Problem to solve :: Copy all the material below, exactly as it stands.
=== Supplied records ===
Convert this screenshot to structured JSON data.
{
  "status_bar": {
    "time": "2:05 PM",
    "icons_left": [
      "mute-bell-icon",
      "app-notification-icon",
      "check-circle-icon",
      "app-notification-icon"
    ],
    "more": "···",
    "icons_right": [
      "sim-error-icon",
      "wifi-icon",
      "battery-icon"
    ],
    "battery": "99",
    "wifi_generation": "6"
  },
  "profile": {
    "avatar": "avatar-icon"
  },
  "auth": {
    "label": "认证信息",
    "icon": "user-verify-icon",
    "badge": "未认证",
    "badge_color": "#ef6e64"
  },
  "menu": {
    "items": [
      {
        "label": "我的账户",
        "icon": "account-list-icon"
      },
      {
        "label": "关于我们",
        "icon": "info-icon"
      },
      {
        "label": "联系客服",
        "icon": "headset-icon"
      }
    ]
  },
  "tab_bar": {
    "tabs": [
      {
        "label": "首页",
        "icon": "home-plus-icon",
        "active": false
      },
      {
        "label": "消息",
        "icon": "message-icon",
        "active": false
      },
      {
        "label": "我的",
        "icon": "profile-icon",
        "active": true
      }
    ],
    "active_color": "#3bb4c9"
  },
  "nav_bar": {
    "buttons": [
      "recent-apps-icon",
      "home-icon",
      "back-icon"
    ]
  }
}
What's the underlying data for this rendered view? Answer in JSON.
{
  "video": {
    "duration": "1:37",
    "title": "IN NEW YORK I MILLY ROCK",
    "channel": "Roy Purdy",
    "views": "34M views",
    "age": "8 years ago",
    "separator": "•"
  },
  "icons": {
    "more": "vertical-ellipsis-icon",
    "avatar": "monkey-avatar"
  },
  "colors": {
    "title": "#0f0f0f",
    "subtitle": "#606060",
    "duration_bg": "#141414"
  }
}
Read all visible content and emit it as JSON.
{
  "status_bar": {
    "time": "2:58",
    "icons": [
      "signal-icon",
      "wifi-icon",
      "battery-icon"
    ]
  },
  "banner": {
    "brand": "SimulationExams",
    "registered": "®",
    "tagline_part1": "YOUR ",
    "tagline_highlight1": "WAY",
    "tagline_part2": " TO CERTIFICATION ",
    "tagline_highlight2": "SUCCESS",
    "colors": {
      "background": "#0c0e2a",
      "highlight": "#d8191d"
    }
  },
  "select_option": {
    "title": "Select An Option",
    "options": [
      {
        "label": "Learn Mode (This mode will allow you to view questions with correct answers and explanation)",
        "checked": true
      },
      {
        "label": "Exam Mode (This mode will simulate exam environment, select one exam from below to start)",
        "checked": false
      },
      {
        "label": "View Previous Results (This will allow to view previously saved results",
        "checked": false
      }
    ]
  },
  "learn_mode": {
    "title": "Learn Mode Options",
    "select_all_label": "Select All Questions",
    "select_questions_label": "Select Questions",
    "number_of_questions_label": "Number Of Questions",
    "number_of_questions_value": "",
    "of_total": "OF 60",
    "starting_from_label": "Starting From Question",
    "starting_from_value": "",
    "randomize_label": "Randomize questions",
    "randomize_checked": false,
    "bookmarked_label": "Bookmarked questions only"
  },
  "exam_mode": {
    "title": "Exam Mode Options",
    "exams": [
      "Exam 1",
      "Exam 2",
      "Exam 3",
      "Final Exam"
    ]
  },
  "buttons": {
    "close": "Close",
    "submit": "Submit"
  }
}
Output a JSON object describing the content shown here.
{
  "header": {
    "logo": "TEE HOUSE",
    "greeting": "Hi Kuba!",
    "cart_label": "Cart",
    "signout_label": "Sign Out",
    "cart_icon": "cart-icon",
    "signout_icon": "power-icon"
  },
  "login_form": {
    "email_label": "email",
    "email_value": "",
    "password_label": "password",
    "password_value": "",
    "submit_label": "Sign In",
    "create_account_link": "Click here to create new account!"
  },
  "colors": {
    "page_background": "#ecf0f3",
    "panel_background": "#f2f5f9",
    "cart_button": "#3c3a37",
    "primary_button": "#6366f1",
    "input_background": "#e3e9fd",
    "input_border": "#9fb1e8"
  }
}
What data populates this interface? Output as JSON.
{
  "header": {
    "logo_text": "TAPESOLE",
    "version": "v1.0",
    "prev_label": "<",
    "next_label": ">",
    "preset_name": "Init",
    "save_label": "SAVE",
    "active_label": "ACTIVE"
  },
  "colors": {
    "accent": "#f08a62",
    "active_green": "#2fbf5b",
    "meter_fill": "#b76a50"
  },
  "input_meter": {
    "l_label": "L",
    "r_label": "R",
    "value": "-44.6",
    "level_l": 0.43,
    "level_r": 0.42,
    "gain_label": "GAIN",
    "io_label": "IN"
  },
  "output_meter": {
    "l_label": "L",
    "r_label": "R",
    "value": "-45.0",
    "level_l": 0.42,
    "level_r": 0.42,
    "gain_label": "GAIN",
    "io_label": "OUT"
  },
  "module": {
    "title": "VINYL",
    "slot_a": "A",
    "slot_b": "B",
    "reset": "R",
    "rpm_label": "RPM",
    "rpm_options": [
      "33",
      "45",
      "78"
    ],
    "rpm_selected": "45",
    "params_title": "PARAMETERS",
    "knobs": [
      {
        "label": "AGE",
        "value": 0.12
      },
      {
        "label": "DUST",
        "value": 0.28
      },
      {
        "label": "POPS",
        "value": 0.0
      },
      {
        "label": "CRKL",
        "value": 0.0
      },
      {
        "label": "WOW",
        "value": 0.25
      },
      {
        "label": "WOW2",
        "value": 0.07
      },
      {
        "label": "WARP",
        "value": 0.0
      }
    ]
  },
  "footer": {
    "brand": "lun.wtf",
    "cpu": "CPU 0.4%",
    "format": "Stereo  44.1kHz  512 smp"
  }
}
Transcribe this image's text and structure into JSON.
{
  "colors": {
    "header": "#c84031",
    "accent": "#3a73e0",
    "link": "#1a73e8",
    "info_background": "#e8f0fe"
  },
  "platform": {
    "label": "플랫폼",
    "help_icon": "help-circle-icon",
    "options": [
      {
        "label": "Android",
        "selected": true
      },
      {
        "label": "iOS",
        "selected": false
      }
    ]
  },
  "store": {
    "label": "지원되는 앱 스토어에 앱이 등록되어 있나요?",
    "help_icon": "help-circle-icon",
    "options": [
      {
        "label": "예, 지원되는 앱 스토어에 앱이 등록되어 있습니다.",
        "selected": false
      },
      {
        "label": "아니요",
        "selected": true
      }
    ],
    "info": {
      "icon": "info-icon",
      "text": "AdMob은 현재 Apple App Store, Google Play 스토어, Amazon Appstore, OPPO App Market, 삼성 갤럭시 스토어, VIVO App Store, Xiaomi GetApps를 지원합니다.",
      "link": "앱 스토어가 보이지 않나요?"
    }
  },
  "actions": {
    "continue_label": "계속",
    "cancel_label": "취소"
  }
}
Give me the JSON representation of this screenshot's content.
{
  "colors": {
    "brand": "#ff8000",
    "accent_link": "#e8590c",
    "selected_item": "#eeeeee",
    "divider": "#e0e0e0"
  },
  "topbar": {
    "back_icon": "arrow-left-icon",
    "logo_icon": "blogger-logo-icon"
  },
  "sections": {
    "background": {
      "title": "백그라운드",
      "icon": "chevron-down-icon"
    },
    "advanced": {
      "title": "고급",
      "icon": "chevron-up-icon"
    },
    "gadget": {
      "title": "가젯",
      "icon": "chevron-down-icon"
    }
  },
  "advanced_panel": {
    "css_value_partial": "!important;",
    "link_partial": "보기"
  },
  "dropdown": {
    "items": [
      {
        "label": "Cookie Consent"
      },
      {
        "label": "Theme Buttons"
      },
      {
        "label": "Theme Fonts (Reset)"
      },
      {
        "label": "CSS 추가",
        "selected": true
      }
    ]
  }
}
===
Correct output ::
Convert this screenshot to structured JSON data.
{
  "status_bar": {
    "time": "2:05 PM",
    "icons_left": [
      "mute-bell-icon",
      "app-notification-icon",
      "check-circle-icon",
      "app-notification-icon"
    ],
    "more": "···",
    "icons_right": [
      "sim-error-icon",
      "wifi-icon",
      "battery-icon"
    ],
    "battery": "99",
    "wifi_generation": "6"
  },
  "profile": {
    "avatar": "avatar-icon"
  },
  "auth": {
    "label": "认证信息",
    "icon": "user-verify-icon",
    "badge": "未认证",
    "badge_color": "#ef6e64"
  },
  "menu": {
    "items": [
      {
        "label": "我的账户",
        "icon": "account-list-icon"
      },
      {
        "label": "关于我们",
        "icon": "info-icon"
      },
      {
        "label": "联系客服",
        "icon": "headset-icon"
      }
    ]
  },
  "tab_bar": {
    "tabs": [
      {
        "label": "首页",
        "icon": "home-plus-icon",
        "active": false
      },
      {
        "label": "消息",
        "icon": "message-icon",
        "active": false
      },
      {
        "label": "我的",
        "icon": "profile-icon",
        "active": true
      }
    ],
    "active_color": "#3bb4c9"
  },
  "nav_bar": {
    "buttons": [
      "recent-apps-icon",
      "home-icon",
      "back-icon"
    ]
  }
}
What's the underlying data for this rendered view? Answer in JSON.
{
  "video": {
    "duration": "1:37",
    "title": "IN NEW YORK I MILLY ROCK",
    "channel": "Roy Purdy",
    "views": "34M views",
    "age": "8 years ago",
    "separator": "•"
  },
  "icons": {
    "more": "vertical-ellipsis-icon",
    "avatar": "monkey-avatar"
  },
  "colors": {
    "title": "#0f0f0f",
    "subtitle": "#606060",
    "duration_bg": "#141414"
  }
}
Read all visible content and emit it as JSON.
{
  "status_bar": {
    "time": "2:58",
    "icons": [
      "signal-icon",
      "wifi-icon",
      "battery-icon"
    ]
  },
  "banner": {
    "brand": "SimulationExams",
    "registered": "®",
    "tagline_part1": "YOUR ",
    "tagline_highlight1": "WAY",
    "tagline_part2": " TO CERTIFICATION ",
    "tagline_highlight2": "SUCCESS",
    "colors": {
      "background": "#0c0e2a",
      "highlight": "#d8191d"
    }
  },
  "select_option": {
    "title": "Select An Option",
    "options": [
      {
        "label": "Learn Mode (This mode will allow you to view questions with correct answers and explanation)",
        "checked": true
      },
      {
        "label": "Exam Mode (This mode will simulate exam environment, select one exam from below to start)",
        "checked": false
      },
      {
        "label": "View Previous Results (This will allow to view previously saved results",
        "checked": false
      }
    ]
  },
  "learn_mode": {
    "title": "Learn Mode Options",
    "select_all_label": "Select All Questions",
    "select_questions_label": "Select Questions",
    "number_of_questions_label": "Number Of Questions",
    "number_of_questions_value": "",
    "of_total": "OF 60",
    "starting_from_label": "Starting From Question",
    "starting_from_value": "",
    "randomize_label": "Randomize questions",
    "randomize_checked": false,
    "bookmarked_label": "Bookmarked questions only"
  },
  "exam_mode": {
    "title": "Exam Mode Options",
    "exams": [
      "Exam 1",
      "Exam 2",
      "Exam 3",
      "Final Exam"
    ]
  },
  "buttons": {
    "close": "Close",
    "submit": "Submit"
  }
}
Output a JSON object describing the content shown here.
{
  "header": {
    "logo": "TEE HOUSE",
    "greeting": "Hi Kuba!",
    "cart_label": "Cart",
    "signout_label": "Sign Out",
    "cart_icon": "cart-icon",
    "signout_icon": "power-icon"
  },
  "login_form": {
    "email_label": "email",
    "email_value": "",
    "password_label": "password",
    "password_value": "",
    "submit_label": "Sign In",
    "create_account_link": "Click here to create new account!"
  },
  "colors": {
    "page_background": "#ecf0f3",
    "panel_background": "#f2f5f9",
    "cart_button": "#3c3a37",
    "primary_button": "#6366f1",
    "input_background": "#e3e9fd",
    "input_border": "#9fb1e8"
  }
}
What data populates this interface? Output as JSON.
{
  "header": {
    "logo_text": "TAPESOLE",
    "version": "v1.0",
    "prev_label": "<",
    "next_label": ">",
    "preset_name": "Init",
    "save_label": "SAVE",
    "active_label": "ACTIVE"
  },
  "colors": {
    "accent": "#f08a62",
    "active_green": "#2fbf5b",
    "meter_fill": "#b76a50"
  },
  "input_meter": {
    "l_label": "L",
    "r_label": "R",
    "value": "-44.6",
    "level_l": 0.43,
    "level_r": 0.42,
    "gain_label": "GAIN",
    "io_label": "IN"
  },
  "output_meter": {
    "l_label": "L",
    "r_label": "R",
    "value": "-45.0",
    "level_l": 0.42,
    "level_r": 0.42,
    "gain_label": "GAIN",
    "io_label": "OUT"
  },
  "module": {
    "title": "VINYL",
    "slot_a": "A",
    "slot_b": "B",
    "reset": "R",
    "rpm_label": "RPM",
    "rpm_options": [
      "33",
      "45",
      "78"
    ],
    "rpm_selected": "45",
    "params_title": "PARAMETERS",
    "knobs": [
      {
        "label": "AGE",
        "value": 0.12
      },
      {
        "label": "DUST",
        "value": 0.28
      },
      {
        "label": "POPS",
        "value": 0.0
      },
      {
        "label": "CRKL",
        "value": 0.0
      },
      {
        "label": "WOW",
        "value": 0.25
      },
      {
        "label": "WOW2",
        "value": 0.07
      },
      {
        "label": "WARP",
        "value": 0.0
      }
    ]
  },
  "footer": {
    "brand": "lun.wtf",
    "cpu": "CPU 0.4%",
    "format": "Stereo  44.1kHz  512 smp"
  }
}
Transcribe this image's text and structure into JSON.
{
  "colors": {
    "header": "#c84031",
    "accent": "#3a73e0",
    "link": "#1a73e8",
    "info_background": "#e8f0fe"
  },
  "platform": {
    "label": "플랫폼",
    "help_icon": "help-circle-icon",
    "options": [
      {
        "label": "Android",
        "selected": true
      },
      {
        "label": "iOS",
        "selected": false
      }
    ]
  },
  "store": {
    "label": "지원되는 앱 스토어에 앱이 등록되어 있나요?",
    "help_icon": "help-circle-icon",
    "options": [
      {
        "label": "예, 지원되는 앱 스토어에 앱이 등록되어 있습니다.",
        "selected": false
      },
      {
        "label": "아니요",
        "selected": true
      }
    ],
    "info": {
      "icon": "info-icon",
      "text": "AdMob은 현재 Apple App Store, Google Play 스토어, Amazon Appstore, OPPO App Market, 삼성 갤럭시 스토어, VIVO App Store, Xiaomi GetApps를 지원합니다.",
      "link": "앱 스토어가 보이지 않나요?"
    }
  },
  "actions": {
    "continue_label": "계속",
    "cancel_label": "취소"
  }
}
Give me the JSON representation of this screenshot's content.
{
  "colors": {
    "brand": "#ff8000",
    "accent_link": "#e8590c",
    "selected_item": "#eeeeee",
    "divider": "#e0e0e0"
  },
  "topbar": {
    "back_icon": "arrow-left-icon",
    "logo_icon": "blogger-logo-icon"
  },
  "sections": {
    "background": {
      "title": "백그라운드",
      "icon": "chevron-down-icon"
    },
    "advanced": {
      "title": "고급",
      "icon": "chevron-up-icon"
    },
    "gadget": {
      "title": "가젯",
      "icon": "chevron-down-icon"
    }
  },
  "advanced_panel": {
    "css_value_partial": "!important;",
    "link_partial": "보기"
  },
  "dropdown": {
    "items": [
      {
        "label": "Cookie Consent"
      },
      {
        "label": "Theme Buttons"
      },
      {
        "label": "Theme Fonts (Reset)"
      },
      {
        "label": "CSS 추가",
        "selected": true
      }
    ]
  }
}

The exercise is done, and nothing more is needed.